■ What you need to do:
Write out the material exactly, leaving every picture behind.

○ ○ ○

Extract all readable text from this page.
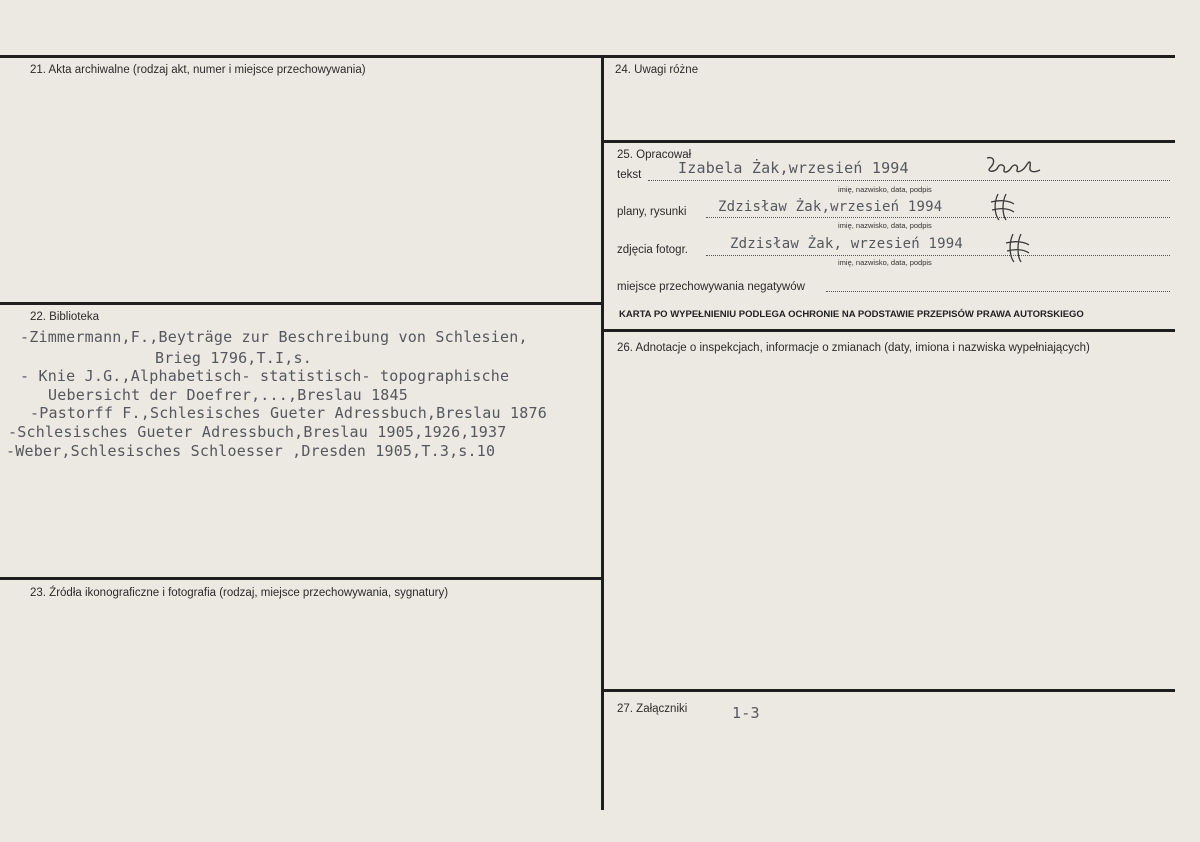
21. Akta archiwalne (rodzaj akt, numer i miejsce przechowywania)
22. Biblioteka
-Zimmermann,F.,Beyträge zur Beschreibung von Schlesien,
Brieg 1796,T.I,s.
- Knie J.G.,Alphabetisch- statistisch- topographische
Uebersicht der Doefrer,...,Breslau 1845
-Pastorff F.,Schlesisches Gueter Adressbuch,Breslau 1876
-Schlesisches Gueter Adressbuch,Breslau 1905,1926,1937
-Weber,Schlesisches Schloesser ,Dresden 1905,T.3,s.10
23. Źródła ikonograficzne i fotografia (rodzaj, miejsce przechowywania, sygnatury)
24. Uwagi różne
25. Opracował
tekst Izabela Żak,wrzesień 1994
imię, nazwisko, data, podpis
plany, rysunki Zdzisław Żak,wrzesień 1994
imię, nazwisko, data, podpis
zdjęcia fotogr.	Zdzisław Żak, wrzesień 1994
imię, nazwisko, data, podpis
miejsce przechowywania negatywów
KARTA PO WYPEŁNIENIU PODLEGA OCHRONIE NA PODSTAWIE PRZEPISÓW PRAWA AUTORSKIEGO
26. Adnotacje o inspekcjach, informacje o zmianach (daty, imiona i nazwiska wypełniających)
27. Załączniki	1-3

○ ○ ○

■ Exercise result:
Extract all readable text from this page.
21. Akta archiwalne (rodzaj akt, numer i miejsce przechowywania)
22. Biblioteka
-Zimmermann,F.,Beyträge zur Beschreibung von Schlesien,
Brieg 1796,T.I,s.
- Knie J.G.,Alphabetisch- statistisch- topographische
Uebersicht der Doefrer,...,Breslau 1845
-Pastorff F.,Schlesisches Gueter Adressbuch,Breslau 1876
-Schlesisches Gueter Adressbuch,Breslau 1905,1926,1937
-Weber,Schlesisches Schloesser ,Dresden 1905,T.3,s.10
23. Źródła ikonograficzne i fotografia (rodzaj, miejsce przechowywania, sygnatury)
24. Uwagi różne
25. Opracował
tekst Izabela Żak,wrzesień 1994
imię, nazwisko, data, podpis
plany, rysunki Zdzisław Żak,wrzesień 1994
imię, nazwisko, data, podpis
zdjęcia fotogr.	Zdzisław Żak, wrzesień 1994
imię, nazwisko, data, podpis
miejsce przechowywania negatywów
KARTA PO WYPEŁNIENIU PODLEGA OCHRONIE NA PODSTAWIE PRZEPISÓW PRAWA AUTORSKIEGO
26. Adnotacje o inspekcjach, informacje o zmianach (daty, imiona i nazwiska wypełniających)
27. Załączniki	1-3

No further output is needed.